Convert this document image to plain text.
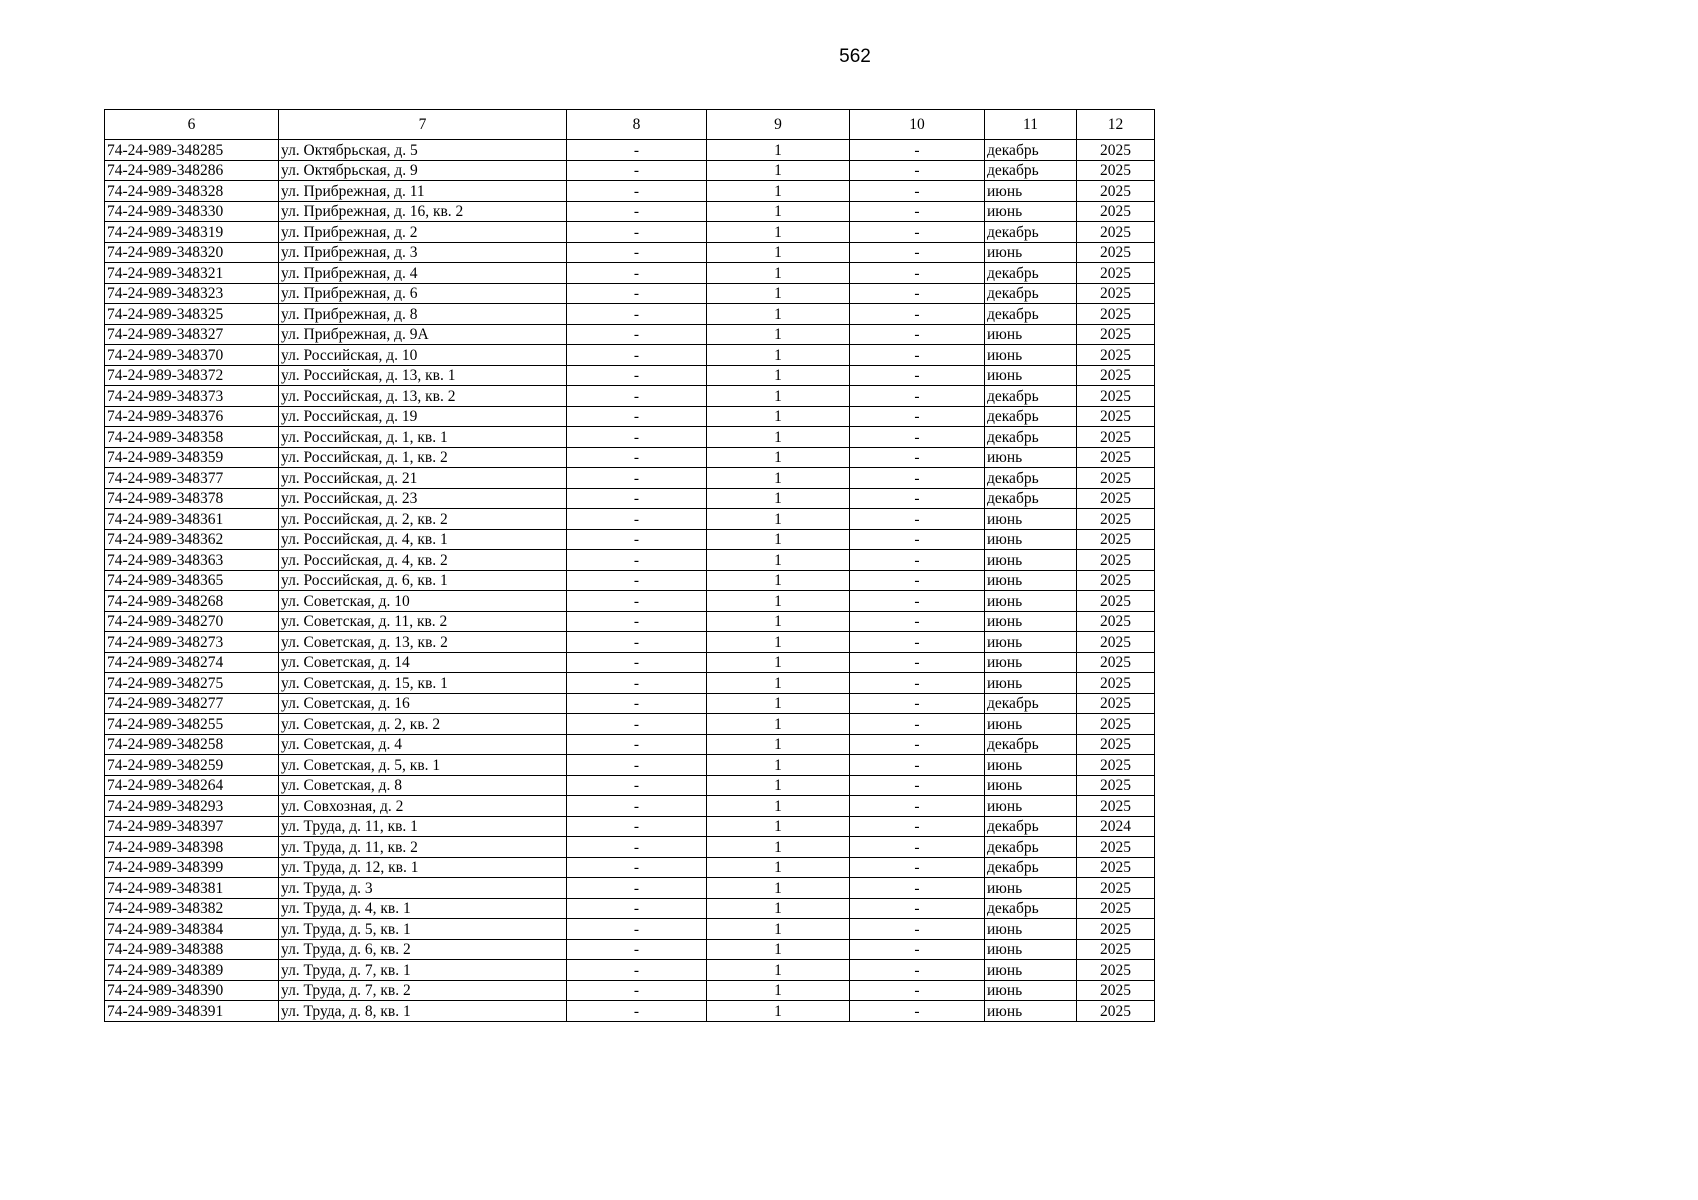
562
6	7	8	9	10	11	12
74-24-989-348285	ул. Октябрьская, д. 5	-	1	-	декабрь	2025
74-24-989-348286	ул. Октябрьская, д. 9	-	1	-	декабрь	2025
74-24-989-348328	ул. Прибрежная, д. 11	-	1	-	июнь	2025
74-24-989-348330	ул. Прибрежная, д. 16, кв. 2	-	1	-	июнь	2025
74-24-989-348319	ул. Прибрежная, д. 2	-	1	-	декабрь	2025
74-24-989-348320	ул. Прибрежная, д. 3	-	1	-	июнь	2025
74-24-989-348321	ул. Прибрежная, д. 4	-	1	-	декабрь	2025
74-24-989-348323	ул. Прибрежная, д. 6	-	1	-	декабрь	2025
74-24-989-348325	ул. Прибрежная, д. 8	-	1	-	декабрь	2025
74-24-989-348327	ул. Прибрежная, д. 9А	-	1	-	июнь	2025
74-24-989-348370	ул. Российская, д. 10	-	1	-	июнь	2025
74-24-989-348372	ул. Российская, д. 13, кв. 1	-	1	-	июнь	2025
74-24-989-348373	ул. Российская, д. 13, кв. 2	-	1	-	декабрь	2025
74-24-989-348376	ул. Российская, д. 19	-	1	-	декабрь	2025
74-24-989-348358	ул. Российская, д. 1, кв. 1	-	1	-	декабрь	2025
74-24-989-348359	ул. Российская, д. 1, кв. 2	-	1	-	июнь	2025
74-24-989-348377	ул. Российская, д. 21	-	1	-	декабрь	2025
74-24-989-348378	ул. Российская, д. 23	-	1	-	декабрь	2025
74-24-989-348361	ул. Российская, д. 2, кв. 2	-	1	-	июнь	2025
74-24-989-348362	ул. Российская, д. 4, кв. 1	-	1	-	июнь	2025
74-24-989-348363	ул. Российская, д. 4, кв. 2	-	1	-	июнь	2025
74-24-989-348365	ул. Российская, д. 6, кв. 1	-	1	-	июнь	2025
74-24-989-348268	ул. Советская, д. 10	-	1	-	июнь	2025
74-24-989-348270	ул. Советская, д. 11, кв. 2	-	1	-	июнь	2025
74-24-989-348273	ул. Советская, д. 13, кв. 2	-	1	-	июнь	2025
74-24-989-348274	ул. Советская, д. 14	-	1	-	июнь	2025
74-24-989-348275	ул. Советская, д. 15, кв. 1	-	1	-	июнь	2025
74-24-989-348277	ул. Советская, д. 16	-	1	-	декабрь	2025
74-24-989-348255	ул. Советская, д. 2, кв. 2	-	1	-	июнь	2025
74-24-989-348258	ул. Советская, д. 4	-	1	-	декабрь	2025
74-24-989-348259	ул. Советская, д. 5, кв. 1	-	1	-	июнь	2025
74-24-989-348264	ул. Советская, д. 8	-	1	-	июнь	2025
74-24-989-348293	ул. Совхозная, д. 2	-	1	-	июнь	2025
74-24-989-348397	ул. Труда, д. 11, кв. 1	-	1	-	декабрь	2024
74-24-989-348398	ул. Труда, д. 11, кв. 2	-	1	-	декабрь	2025
74-24-989-348399	ул. Труда, д. 12, кв. 1	-	1	-	декабрь	2025
74-24-989-348381	ул. Труда, д. 3	-	1	-	июнь	2025
74-24-989-348382	ул. Труда, д. 4, кв. 1	-	1	-	декабрь	2025
74-24-989-348384	ул. Труда, д. 5, кв. 1	-	1	-	июнь	2025
74-24-989-348388	ул. Труда, д. 6, кв. 2	-	1	-	июнь	2025
74-24-989-348389	ул. Труда, д. 7, кв. 1	-	1	-	июнь	2025
74-24-989-348390	ул. Труда, д. 7, кв. 2	-	1	-	июнь	2025
74-24-989-348391	ул. Труда, д. 8, кв. 1	-	1	-	июнь	2025
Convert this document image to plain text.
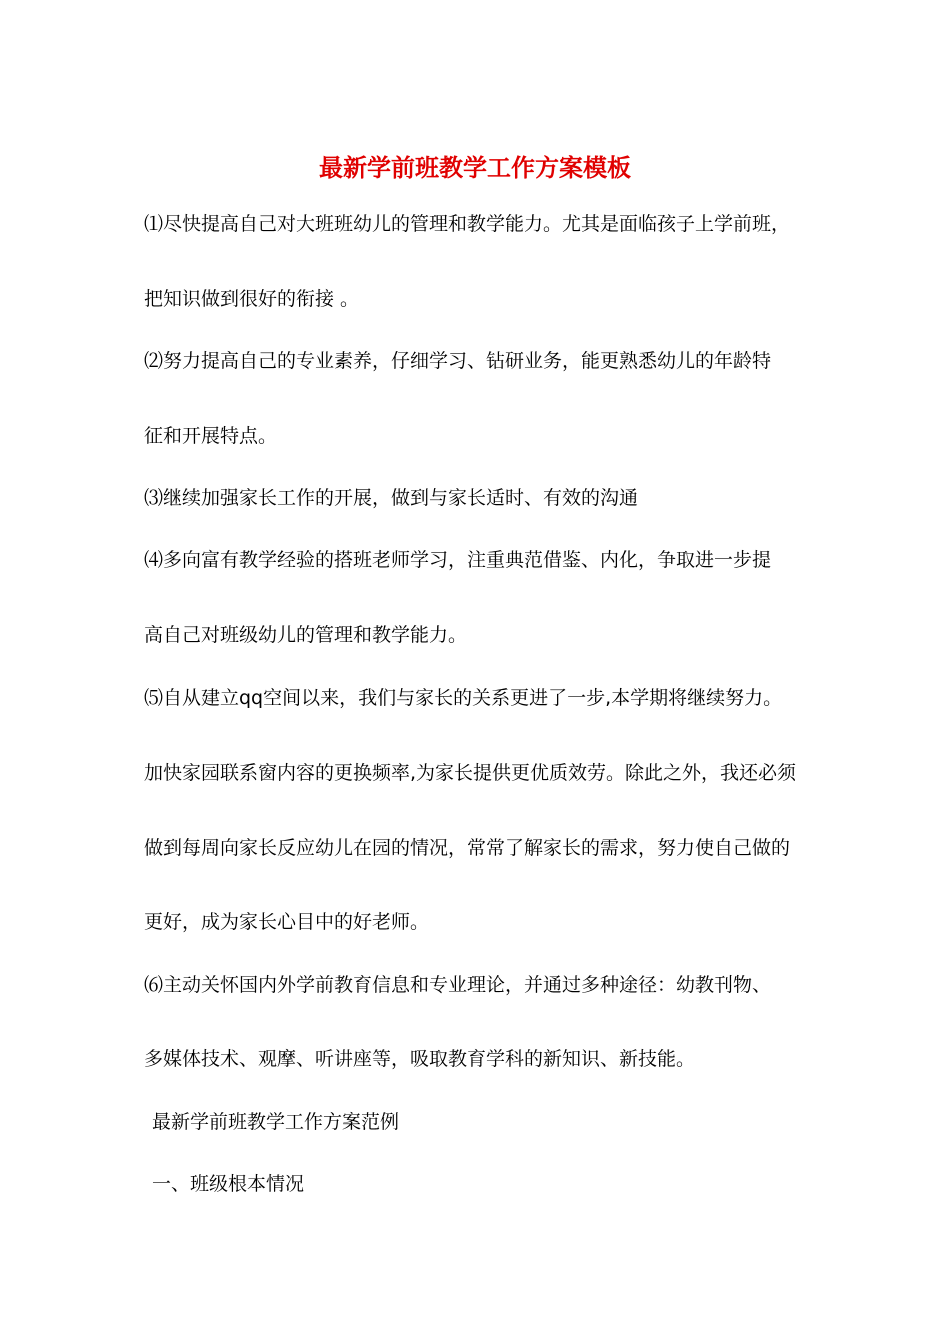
最新学前班教学工作方案模板
⑴尽快提高自己对大班班幼儿的管理和教学能力。尤其是面临孩子上学前班，
把知识做到很好的衔接 。
⑵努力提高自己的专业素养，仔细学习、钻研业务，能更熟悉幼儿的年龄特
征和开展特点。
⑶继续加强家长工作的开展，做到与家长适时、有效的沟通
⑷多向富有教学经验的搭班老师学习，注重典范借鉴、内化，争取进一步提
高自己对班级幼儿的管理和教学能力。
⑸自从建立qq空间以来，我们与家长的关系更进了一步,本学期将继续努力。
加快家园联系窗内容的更换频率,为家长提供更优质效劳。除此之外，我还必须
做到每周向家长反应幼儿在园的情况，常常了解家长的需求，努力使自己做的
更好，成为家长心目中的好老师。
⑹主动关怀国内外学前教育信息和专业理论，并通过多种途径：幼教刊物、
多媒体技术、观摩、听讲座等，吸取教育学科的新知识、新技能。
最新学前班教学工作方案范例
一、班级根本情况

——————

**THE REQUEST**
Copy the whole of the material above exactly, but not its images.

**ANSWER TO THE PROBLEM**
Convert this document image to plain text.
562
6	7	8	9	10	11	12
74-24-989-348285	ул. Октябрьская, д. 5	-	1	-	декабрь	2025
74-24-989-348286	ул. Октябрьская, д. 9	-	1	-	декабрь	2025
74-24-989-348328	ул. Прибрежная, д. 11	-	1	-	июнь	2025
74-24-989-348330	ул. Прибрежная, д. 16, кв. 2	-	1	-	июнь	2025
74-24-989-348319	ул. Прибрежная, д. 2	-	1	-	декабрь	2025
74-24-989-348320	ул. Прибрежная, д. 3	-	1	-	июнь	2025
74-24-989-348321	ул. Прибрежная, д. 4	-	1	-	декабрь	2025
74-24-989-348323	ул. Прибрежная, д. 6	-	1	-	декабрь	2025
74-24-989-348325	ул. Прибрежная, д. 8	-	1	-	декабрь	2025
74-24-989-348327	ул. Прибрежная, д. 9А	-	1	-	июнь	2025
74-24-989-348370	ул. Российская, д. 10	-	1	-	июнь	2025
74-24-989-348372	ул. Российская, д. 13, кв. 1	-	1	-	июнь	2025
74-24-989-348373	ул. Российская, д. 13, кв. 2	-	1	-	декабрь	2025
74-24-989-348376	ул. Российская, д. 19	-	1	-	декабрь	2025
74-24-989-348358	ул. Российская, д. 1, кв. 1	-	1	-	декабрь	2025
74-24-989-348359	ул. Российская, д. 1, кв. 2	-	1	-	июнь	2025
74-24-989-348377	ул. Российская, д. 21	-	1	-	декабрь	2025
74-24-989-348378	ул. Российская, д. 23	-	1	-	декабрь	2025
74-24-989-348361	ул. Российская, д. 2, кв. 2	-	1	-	июнь	2025
74-24-989-348362	ул. Российская, д. 4, кв. 1	-	1	-	июнь	2025
74-24-989-348363	ул. Российская, д. 4, кв. 2	-	1	-	июнь	2025
74-24-989-348365	ул. Российская, д. 6, кв. 1	-	1	-	июнь	2025
74-24-989-348268	ул. Советская, д. 10	-	1	-	июнь	2025
74-24-989-348270	ул. Советская, д. 11, кв. 2	-	1	-	июнь	2025
74-24-989-348273	ул. Советская, д. 13, кв. 2	-	1	-	июнь	2025
74-24-989-348274	ул. Советская, д. 14	-	1	-	июнь	2025
74-24-989-348275	ул. Советская, д. 15, кв. 1	-	1	-	июнь	2025
74-24-989-348277	ул. Советская, д. 16	-	1	-	декабрь	2025
74-24-989-348255	ул. Советская, д. 2, кв. 2	-	1	-	июнь	2025
74-24-989-348258	ул. Советская, д. 4	-	1	-	декабрь	2025
74-24-989-348259	ул. Советская, д. 5, кв. 1	-	1	-	июнь	2025
74-24-989-348264	ул. Советская, д. 8	-	1	-	июнь	2025
74-24-989-348293	ул. Совхозная, д. 2	-	1	-	июнь	2025
74-24-989-348397	ул. Труда, д. 11, кв. 1	-	1	-	декабрь	2024
74-24-989-348398	ул. Труда, д. 11, кв. 2	-	1	-	декабрь	2025
74-24-989-348399	ул. Труда, д. 12, кв. 1	-	1	-	декабрь	2025
74-24-989-348381	ул. Труда, д. 3	-	1	-	июнь	2025
74-24-989-348382	ул. Труда, д. 4, кв. 1	-	1	-	декабрь	2025
74-24-989-348384	ул. Труда, д. 5, кв. 1	-	1	-	июнь	2025
74-24-989-348388	ул. Труда, д. 6, кв. 2	-	1	-	июнь	2025
74-24-989-348389	ул. Труда, д. 7, кв. 1	-	1	-	июнь	2025
74-24-989-348390	ул. Труда, д. 7, кв. 2	-	1	-	июнь	2025
74-24-989-348391	ул. Труда, д. 8, кв. 1	-	1	-	июнь	2025
Convert this document image to plain text.
最新学前班教学工作方案模板
⑴尽快提高自己对大班班幼儿的管理和教学能力。尤其是面临孩子上学前班，
把知识做到很好的衔接 。
⑵努力提高自己的专业素养，仔细学习、钻研业务，能更熟悉幼儿的年龄特
征和开展特点。
⑶继续加强家长工作的开展，做到与家长适时、有效的沟通
⑷多向富有教学经验的搭班老师学习，注重典范借鉴、内化，争取进一步提
高自己对班级幼儿的管理和教学能力。
⑸自从建立qq空间以来，我们与家长的关系更进了一步,本学期将继续努力。
加快家园联系窗内容的更换频率,为家长提供更优质效劳。除此之外，我还必须
做到每周向家长反应幼儿在园的情况，常常了解家长的需求，努力使自己做的
更好，成为家长心目中的好老师。
⑹主动关怀国内外学前教育信息和专业理论，并通过多种途径：幼教刊物、
多媒体技术、观摩、听讲座等，吸取教育学科的新知识、新技能。
最新学前班教学工作方案范例
一、班级根本情况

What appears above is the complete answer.